** Stated goal **
Would you transcribe the listing that follows, character for character, and omit its images?

** Data supplied **
====================

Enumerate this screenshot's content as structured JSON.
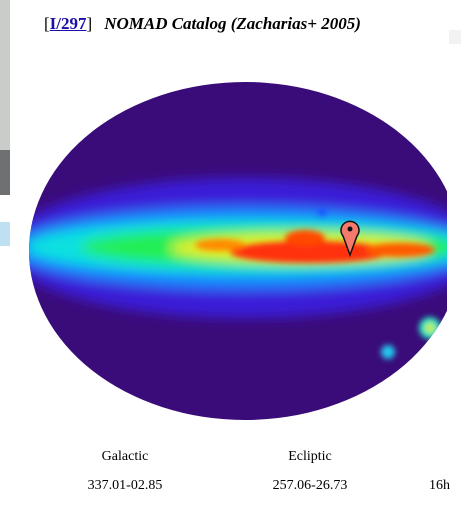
{
  "header": {
    "prefix": "[",
    "catalog_link": "I/297",
    "suffix": "]",
    "title": "NOMAD Catalog (Zacharias+ 2005)"
  },
  "coordinates": [
    {
      "label": "Galactic",
      "value": "337.01-02.85"
    },
    {
      "label": "Ecliptic",
      "value": "257.06-26.73"
    },
    {
      "value": "16h"
    }
  ]
}
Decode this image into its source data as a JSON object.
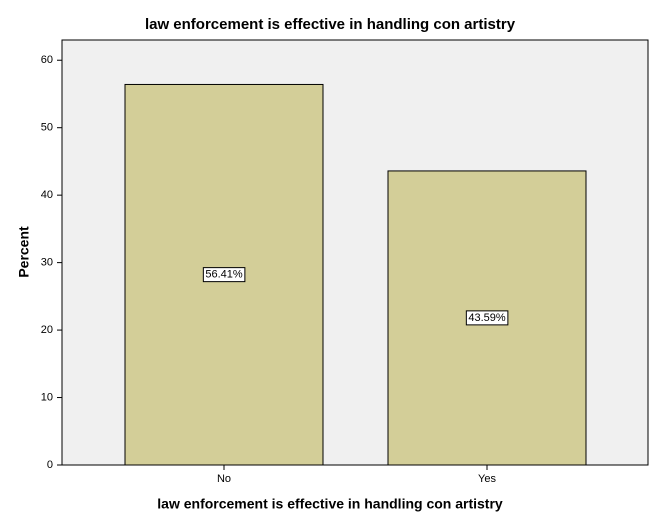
{
  "chart_data": {
    "type": "bar",
    "title": "law enforcement is effective in handling con artistry",
    "x_label": "law enforcement is effective in handling con artistry",
    "y_label": "Percent",
    "categories": [
      "No",
      "Yes"
    ],
    "values": [
      56.41,
      43.59
    ],
    "value_labels": [
      "56.41%",
      "43.59%"
    ],
    "color": "#d3ce98",
    "ylim": [
      0,
      63
    ],
    "yticks": [
      0,
      10,
      20,
      30,
      40,
      50,
      60
    ]
  }
}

====================

** Reply to the exercise **
Enumerate this screenshot's content as structured JSON.
{
  "header": {
    "prefix": "[",
    "catalog_link": "I/297",
    "suffix": "]",
    "title": "NOMAD Catalog (Zacharias+ 2005)"
  },
  "coordinates": [
    {
      "label": "Galactic",
      "value": "337.01-02.85"
    },
    {
      "label": "Ecliptic",
      "value": "257.06-26.73"
    },
    {
      "value": "16h"
    }
  ]
}
Decode this image into its source data as a JSON object.
{
  "chart_data": {
    "type": "bar",
    "title": "law enforcement is effective in handling con artistry",
    "x_label": "law enforcement is effective in handling con artistry",
    "y_label": "Percent",
    "categories": [
      "No",
      "Yes"
    ],
    "values": [
      56.41,
      43.59
    ],
    "value_labels": [
      "56.41%",
      "43.59%"
    ],
    "color": "#d3ce98",
    "ylim": [
      0,
      63
    ],
    "yticks": [
      0,
      10,
      20,
      30,
      40,
      50,
      60
    ]
  }
}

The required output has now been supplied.